- To be done:
Provide only the number of lines in the data below that contain the word "Spaces".
++++++
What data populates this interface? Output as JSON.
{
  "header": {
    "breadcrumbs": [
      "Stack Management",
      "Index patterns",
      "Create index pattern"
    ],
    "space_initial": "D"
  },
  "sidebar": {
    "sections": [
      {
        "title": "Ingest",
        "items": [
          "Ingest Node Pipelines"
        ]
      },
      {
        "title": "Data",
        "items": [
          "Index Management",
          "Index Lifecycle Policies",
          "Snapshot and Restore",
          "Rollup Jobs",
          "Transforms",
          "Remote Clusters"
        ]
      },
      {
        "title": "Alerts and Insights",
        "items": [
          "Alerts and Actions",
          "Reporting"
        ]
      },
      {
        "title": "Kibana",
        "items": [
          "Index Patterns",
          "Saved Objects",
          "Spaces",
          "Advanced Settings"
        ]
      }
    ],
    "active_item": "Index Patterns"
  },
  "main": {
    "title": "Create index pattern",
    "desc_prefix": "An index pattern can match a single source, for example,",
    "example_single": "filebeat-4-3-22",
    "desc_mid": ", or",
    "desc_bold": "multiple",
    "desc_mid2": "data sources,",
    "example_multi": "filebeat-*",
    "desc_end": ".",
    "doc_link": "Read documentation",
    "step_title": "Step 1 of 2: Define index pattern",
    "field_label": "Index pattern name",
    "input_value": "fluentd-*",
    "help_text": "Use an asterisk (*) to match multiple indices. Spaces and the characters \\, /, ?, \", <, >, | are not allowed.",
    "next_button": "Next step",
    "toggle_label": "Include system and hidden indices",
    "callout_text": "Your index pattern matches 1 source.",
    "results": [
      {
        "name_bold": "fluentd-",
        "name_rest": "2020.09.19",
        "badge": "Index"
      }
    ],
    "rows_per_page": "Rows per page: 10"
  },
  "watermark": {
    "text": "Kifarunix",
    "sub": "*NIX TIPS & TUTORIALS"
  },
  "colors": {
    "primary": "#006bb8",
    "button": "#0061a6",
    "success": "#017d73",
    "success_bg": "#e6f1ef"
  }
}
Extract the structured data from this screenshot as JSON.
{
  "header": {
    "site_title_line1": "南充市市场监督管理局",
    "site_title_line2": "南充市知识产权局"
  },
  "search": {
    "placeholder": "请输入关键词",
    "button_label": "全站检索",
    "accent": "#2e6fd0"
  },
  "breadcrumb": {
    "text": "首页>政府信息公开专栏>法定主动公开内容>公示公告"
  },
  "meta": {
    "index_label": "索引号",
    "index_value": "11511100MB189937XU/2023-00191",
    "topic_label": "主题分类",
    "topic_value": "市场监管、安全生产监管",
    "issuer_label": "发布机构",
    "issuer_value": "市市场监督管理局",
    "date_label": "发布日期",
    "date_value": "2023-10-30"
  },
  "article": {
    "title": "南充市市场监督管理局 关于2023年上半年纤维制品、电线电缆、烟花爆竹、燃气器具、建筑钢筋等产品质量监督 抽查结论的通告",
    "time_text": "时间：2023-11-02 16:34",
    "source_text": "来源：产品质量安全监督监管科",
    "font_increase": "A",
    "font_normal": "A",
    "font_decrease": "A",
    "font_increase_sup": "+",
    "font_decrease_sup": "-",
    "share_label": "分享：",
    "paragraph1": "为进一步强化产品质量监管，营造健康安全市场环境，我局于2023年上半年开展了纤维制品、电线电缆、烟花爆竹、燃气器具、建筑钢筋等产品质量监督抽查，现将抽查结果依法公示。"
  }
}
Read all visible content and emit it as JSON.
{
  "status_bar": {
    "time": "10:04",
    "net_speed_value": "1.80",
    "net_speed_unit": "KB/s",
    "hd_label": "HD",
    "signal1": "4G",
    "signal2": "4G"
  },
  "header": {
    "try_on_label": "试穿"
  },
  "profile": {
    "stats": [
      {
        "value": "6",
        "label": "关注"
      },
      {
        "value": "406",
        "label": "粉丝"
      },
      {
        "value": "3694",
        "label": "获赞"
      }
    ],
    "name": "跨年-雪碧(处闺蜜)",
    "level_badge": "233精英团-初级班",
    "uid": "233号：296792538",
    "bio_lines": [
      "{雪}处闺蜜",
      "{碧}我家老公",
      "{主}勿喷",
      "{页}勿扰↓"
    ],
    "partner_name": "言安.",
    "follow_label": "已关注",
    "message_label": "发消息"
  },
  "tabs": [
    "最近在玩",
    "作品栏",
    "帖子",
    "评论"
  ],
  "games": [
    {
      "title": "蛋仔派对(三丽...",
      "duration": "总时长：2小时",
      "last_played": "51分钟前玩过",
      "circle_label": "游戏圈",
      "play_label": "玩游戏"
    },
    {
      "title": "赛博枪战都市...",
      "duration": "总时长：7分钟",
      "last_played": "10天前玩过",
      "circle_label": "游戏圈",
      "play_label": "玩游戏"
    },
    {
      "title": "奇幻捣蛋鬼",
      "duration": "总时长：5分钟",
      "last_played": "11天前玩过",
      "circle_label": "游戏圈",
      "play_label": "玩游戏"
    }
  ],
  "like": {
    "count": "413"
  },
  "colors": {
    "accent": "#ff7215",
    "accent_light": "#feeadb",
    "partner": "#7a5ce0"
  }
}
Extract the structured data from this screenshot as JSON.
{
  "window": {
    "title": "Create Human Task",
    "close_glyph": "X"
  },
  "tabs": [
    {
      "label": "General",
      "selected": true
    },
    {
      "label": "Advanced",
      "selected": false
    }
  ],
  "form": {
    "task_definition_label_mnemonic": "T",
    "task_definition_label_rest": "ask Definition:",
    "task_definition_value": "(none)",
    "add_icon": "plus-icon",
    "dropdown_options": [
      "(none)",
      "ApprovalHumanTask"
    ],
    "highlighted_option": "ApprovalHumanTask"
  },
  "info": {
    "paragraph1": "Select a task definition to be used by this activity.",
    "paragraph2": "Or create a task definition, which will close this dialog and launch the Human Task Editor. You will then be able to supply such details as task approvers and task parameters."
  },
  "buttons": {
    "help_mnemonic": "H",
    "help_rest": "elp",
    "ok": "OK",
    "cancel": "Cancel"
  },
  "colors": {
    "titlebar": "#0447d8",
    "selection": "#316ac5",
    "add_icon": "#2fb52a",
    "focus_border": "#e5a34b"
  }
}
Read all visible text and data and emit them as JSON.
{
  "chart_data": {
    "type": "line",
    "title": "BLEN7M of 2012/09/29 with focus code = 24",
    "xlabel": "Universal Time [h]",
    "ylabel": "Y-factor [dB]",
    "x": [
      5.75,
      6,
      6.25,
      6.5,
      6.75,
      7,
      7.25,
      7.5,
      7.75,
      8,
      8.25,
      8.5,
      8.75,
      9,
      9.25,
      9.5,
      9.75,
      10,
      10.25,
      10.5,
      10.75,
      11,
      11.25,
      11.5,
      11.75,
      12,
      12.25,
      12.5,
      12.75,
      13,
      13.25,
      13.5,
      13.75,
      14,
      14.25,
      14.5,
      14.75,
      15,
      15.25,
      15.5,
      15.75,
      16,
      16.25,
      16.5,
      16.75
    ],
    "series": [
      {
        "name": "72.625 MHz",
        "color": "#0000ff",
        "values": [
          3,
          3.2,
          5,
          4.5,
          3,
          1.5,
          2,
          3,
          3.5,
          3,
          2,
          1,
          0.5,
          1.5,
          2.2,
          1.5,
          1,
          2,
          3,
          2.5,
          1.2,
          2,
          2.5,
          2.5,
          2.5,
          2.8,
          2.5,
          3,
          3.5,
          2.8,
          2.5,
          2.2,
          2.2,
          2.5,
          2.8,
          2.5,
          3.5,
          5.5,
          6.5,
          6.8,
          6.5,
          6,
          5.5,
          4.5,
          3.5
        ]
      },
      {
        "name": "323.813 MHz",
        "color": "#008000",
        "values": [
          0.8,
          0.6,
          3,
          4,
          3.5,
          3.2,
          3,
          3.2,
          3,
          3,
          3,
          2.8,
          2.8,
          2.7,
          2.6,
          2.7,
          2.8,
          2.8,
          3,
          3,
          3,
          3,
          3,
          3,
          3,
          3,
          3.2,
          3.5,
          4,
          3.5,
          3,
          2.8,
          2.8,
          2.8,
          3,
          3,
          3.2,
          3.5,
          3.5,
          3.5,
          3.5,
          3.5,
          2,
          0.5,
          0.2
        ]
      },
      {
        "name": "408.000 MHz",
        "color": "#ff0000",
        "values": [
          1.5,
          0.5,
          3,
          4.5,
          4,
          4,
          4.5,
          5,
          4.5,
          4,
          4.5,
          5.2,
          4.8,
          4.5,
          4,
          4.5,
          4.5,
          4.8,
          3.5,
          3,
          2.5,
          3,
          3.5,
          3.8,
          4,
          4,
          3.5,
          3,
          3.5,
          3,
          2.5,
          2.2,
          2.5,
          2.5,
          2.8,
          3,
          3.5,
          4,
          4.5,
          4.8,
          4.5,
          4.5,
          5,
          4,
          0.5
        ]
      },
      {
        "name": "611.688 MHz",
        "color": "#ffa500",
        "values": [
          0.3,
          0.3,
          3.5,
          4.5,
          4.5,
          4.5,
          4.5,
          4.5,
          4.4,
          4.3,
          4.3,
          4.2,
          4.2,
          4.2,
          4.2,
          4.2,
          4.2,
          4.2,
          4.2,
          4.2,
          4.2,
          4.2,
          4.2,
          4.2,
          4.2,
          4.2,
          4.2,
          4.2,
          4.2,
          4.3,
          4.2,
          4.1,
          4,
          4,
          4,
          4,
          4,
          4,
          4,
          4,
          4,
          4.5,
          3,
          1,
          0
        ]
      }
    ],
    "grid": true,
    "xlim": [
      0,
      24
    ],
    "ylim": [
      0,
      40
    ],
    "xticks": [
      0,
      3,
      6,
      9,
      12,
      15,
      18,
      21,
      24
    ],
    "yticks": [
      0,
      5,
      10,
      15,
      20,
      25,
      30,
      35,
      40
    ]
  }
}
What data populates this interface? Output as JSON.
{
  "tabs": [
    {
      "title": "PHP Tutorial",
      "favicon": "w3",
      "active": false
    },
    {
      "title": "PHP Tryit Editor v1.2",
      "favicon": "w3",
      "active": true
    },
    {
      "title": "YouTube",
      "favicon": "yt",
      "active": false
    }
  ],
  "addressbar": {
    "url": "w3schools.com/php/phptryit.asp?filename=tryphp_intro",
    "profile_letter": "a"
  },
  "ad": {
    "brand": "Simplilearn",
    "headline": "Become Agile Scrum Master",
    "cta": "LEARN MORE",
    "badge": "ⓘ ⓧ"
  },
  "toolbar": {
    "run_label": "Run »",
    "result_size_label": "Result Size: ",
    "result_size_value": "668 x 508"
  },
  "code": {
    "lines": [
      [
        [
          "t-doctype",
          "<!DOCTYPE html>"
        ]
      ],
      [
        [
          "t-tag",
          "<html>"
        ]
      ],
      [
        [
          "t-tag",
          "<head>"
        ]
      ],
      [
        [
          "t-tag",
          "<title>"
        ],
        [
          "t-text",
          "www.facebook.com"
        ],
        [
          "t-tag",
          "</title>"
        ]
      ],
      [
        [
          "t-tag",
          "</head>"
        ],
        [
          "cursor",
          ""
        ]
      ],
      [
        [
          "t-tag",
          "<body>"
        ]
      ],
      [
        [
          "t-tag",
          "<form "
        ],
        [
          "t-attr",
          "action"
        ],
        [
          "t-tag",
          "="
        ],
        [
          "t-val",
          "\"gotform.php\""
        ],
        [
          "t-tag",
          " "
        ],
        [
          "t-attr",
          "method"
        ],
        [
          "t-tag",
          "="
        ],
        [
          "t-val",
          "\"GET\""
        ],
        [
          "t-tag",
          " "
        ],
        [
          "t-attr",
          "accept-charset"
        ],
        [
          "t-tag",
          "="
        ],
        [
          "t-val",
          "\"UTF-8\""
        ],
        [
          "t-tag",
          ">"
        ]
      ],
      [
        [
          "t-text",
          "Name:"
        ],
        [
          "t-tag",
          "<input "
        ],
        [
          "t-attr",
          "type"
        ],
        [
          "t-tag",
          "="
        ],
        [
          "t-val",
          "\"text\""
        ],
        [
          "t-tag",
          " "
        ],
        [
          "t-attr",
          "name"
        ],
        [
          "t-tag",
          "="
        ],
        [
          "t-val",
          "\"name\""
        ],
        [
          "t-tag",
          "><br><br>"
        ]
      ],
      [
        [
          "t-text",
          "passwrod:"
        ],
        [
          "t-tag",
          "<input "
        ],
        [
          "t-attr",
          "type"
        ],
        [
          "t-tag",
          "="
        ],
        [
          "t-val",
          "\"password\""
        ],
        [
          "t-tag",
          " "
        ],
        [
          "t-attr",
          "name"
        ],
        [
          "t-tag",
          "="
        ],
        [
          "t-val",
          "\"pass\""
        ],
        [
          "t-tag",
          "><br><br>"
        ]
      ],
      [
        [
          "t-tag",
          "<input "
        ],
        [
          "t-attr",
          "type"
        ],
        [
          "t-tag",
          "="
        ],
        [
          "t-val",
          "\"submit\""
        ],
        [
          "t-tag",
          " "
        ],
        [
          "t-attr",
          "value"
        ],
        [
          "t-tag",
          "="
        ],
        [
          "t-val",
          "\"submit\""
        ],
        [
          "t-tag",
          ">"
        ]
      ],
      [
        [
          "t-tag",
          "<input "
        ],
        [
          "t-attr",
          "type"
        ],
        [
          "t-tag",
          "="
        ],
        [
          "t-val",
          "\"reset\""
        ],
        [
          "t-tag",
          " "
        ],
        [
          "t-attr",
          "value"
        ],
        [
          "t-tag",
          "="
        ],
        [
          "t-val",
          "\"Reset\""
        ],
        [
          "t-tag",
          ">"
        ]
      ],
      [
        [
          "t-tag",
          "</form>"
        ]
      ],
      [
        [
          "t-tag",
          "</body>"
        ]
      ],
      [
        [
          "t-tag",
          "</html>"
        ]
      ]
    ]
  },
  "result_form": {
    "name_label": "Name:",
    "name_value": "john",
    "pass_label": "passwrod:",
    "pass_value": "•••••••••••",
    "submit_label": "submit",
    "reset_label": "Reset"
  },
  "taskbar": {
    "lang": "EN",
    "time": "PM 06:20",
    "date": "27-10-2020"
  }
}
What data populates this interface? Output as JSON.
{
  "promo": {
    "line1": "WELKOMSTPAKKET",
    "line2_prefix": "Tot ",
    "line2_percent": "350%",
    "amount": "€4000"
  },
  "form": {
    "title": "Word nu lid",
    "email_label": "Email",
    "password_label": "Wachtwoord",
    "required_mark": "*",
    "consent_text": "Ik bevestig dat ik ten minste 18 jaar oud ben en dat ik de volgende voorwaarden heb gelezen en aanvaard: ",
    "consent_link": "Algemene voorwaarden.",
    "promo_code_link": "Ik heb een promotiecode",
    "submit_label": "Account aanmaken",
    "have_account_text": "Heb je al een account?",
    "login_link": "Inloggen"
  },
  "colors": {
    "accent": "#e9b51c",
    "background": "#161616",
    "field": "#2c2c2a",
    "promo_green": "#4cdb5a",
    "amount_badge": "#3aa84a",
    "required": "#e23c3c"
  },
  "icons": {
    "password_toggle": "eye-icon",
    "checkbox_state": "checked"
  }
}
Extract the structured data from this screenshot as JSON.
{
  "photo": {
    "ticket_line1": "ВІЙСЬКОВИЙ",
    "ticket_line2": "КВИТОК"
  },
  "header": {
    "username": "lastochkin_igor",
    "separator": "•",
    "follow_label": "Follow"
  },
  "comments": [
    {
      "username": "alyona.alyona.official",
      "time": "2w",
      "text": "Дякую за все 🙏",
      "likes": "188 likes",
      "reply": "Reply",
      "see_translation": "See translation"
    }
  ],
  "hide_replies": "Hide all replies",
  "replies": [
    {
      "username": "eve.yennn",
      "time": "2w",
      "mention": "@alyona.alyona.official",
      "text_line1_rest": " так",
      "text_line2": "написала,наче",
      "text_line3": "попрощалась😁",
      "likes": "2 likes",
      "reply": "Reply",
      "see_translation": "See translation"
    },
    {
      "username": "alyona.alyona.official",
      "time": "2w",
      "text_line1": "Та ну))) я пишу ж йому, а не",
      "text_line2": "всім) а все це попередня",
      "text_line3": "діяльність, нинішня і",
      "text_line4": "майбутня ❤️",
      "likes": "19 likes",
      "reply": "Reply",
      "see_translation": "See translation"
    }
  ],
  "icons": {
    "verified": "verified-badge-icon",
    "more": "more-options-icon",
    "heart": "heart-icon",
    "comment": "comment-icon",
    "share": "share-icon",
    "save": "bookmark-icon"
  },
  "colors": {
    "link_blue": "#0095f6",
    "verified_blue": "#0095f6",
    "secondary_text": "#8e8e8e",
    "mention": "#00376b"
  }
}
++++++
- Final answer:
2